* _What to produce_:
Your task is to copy each line that has the word "true".

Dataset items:
◇ ◇ ◇ ◇ ◇ ◇ ◇
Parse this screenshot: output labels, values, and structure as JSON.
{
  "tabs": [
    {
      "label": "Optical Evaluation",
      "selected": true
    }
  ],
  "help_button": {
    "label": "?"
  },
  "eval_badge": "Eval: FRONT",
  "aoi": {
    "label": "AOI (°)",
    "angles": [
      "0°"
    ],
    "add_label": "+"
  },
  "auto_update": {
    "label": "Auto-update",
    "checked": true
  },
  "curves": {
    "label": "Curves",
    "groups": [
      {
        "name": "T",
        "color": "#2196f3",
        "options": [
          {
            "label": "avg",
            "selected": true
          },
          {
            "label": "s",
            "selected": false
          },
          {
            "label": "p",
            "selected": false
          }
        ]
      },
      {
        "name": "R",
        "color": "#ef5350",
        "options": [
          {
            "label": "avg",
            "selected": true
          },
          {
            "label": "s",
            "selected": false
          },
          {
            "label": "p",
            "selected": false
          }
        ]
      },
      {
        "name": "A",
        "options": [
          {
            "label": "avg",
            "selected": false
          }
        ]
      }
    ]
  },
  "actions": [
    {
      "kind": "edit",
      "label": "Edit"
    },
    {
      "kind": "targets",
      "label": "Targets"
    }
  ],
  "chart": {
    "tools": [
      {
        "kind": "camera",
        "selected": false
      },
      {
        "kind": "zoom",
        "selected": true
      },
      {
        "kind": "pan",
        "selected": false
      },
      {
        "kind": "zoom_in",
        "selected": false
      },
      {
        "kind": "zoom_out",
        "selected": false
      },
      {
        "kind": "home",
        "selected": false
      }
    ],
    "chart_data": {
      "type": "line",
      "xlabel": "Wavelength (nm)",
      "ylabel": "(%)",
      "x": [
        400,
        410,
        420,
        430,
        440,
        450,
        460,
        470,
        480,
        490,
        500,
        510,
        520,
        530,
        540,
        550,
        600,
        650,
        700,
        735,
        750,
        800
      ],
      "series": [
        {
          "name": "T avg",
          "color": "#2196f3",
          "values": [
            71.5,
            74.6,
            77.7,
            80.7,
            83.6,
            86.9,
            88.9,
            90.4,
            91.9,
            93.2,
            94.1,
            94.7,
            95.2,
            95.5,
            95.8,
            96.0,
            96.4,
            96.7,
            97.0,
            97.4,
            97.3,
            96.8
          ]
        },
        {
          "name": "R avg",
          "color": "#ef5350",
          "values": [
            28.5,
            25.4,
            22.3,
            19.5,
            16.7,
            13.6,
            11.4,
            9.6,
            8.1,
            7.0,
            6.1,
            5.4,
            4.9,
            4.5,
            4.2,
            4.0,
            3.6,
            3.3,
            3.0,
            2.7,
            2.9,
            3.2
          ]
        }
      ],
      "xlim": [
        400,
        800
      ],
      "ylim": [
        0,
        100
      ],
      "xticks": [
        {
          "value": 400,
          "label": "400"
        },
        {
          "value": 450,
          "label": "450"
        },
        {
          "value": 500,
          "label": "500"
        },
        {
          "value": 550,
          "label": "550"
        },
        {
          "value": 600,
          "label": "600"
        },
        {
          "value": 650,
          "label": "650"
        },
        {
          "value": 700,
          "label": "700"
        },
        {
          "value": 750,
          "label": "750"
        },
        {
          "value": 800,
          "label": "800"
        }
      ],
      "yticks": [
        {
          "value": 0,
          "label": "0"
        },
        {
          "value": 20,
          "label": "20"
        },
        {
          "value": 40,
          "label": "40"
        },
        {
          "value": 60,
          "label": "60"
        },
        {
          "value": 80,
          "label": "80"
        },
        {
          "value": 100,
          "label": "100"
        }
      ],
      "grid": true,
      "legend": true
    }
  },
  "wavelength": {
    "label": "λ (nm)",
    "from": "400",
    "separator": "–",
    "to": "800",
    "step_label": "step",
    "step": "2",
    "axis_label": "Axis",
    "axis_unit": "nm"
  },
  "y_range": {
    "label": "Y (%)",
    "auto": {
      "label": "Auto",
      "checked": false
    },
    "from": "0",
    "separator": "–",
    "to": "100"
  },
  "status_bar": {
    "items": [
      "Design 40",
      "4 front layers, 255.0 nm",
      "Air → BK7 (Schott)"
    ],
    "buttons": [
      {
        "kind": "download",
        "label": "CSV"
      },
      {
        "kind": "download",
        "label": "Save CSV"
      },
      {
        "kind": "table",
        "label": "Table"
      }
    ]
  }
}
◇ ◇ ◇ ◇ ◇ ◇ ◇
* _Result_:
      "selected": true
    "checked": true
            "selected": true
            "selected": true
        "selected": true
      "grid": true,
      "legend": true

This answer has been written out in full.